**THE REQUEST:** Work out how many lines in the entries below include the word "have". Give nothing but the number.
::::::::::
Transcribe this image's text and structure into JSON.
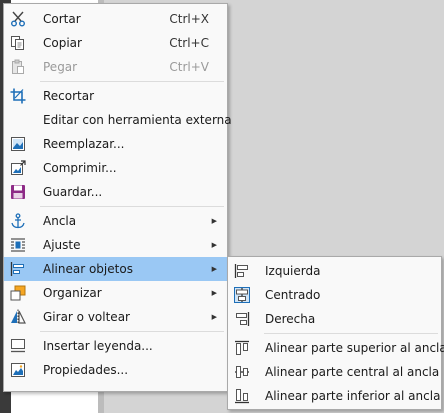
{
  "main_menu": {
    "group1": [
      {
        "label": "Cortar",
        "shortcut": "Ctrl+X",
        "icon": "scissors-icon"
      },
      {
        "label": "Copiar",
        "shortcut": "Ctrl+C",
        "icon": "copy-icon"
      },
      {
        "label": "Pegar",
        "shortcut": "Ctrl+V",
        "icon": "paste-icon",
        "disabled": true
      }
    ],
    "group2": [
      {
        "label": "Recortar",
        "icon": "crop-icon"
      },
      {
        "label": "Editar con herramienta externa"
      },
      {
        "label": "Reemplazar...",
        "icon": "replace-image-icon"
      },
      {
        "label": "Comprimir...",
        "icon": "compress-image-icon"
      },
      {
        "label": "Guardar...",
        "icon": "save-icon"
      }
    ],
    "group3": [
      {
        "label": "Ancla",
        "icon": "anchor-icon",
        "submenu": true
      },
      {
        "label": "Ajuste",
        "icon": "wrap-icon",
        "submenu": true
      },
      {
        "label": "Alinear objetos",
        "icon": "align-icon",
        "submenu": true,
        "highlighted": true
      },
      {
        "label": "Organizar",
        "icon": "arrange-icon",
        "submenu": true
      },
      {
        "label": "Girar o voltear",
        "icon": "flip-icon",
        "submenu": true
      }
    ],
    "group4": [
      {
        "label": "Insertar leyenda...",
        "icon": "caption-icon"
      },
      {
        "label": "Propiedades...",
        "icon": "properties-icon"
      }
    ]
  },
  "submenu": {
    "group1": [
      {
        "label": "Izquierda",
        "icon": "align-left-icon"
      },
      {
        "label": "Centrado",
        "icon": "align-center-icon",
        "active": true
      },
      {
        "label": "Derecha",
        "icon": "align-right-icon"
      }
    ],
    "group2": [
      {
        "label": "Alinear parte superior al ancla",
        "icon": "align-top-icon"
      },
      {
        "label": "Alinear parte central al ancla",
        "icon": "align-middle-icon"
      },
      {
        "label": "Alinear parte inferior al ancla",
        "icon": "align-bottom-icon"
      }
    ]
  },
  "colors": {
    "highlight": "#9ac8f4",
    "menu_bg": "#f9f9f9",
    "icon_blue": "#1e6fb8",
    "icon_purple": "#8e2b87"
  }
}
::::::::::
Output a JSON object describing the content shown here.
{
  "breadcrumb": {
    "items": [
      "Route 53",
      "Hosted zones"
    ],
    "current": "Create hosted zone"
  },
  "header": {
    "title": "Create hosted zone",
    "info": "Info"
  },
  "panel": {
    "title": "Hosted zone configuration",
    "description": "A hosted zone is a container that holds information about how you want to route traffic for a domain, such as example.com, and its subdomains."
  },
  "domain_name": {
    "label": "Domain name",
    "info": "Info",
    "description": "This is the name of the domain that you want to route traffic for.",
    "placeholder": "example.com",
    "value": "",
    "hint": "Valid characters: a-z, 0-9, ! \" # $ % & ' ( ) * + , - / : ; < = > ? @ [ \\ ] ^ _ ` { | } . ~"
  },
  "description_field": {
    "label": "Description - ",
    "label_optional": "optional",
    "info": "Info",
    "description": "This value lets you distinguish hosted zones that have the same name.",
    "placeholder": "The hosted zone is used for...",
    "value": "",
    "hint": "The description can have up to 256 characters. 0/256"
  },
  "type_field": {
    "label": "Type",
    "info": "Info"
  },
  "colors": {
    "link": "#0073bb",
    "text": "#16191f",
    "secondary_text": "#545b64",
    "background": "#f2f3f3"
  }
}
::::::::::
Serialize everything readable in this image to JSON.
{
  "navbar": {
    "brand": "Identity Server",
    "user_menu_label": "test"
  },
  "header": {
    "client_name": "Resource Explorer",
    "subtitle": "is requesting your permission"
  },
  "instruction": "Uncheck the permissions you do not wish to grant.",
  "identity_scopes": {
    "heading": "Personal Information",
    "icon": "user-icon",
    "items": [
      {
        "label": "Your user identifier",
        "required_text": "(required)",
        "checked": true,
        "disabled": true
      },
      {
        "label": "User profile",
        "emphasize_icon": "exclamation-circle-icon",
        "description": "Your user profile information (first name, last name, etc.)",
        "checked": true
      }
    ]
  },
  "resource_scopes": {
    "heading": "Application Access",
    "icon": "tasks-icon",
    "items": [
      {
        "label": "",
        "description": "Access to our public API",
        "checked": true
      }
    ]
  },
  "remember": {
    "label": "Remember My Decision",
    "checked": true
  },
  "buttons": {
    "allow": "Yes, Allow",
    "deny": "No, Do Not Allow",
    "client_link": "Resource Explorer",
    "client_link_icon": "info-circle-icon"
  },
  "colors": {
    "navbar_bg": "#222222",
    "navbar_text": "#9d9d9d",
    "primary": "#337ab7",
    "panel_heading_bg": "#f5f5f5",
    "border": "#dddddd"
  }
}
::::::::::
**TASK RESPONSE:** 2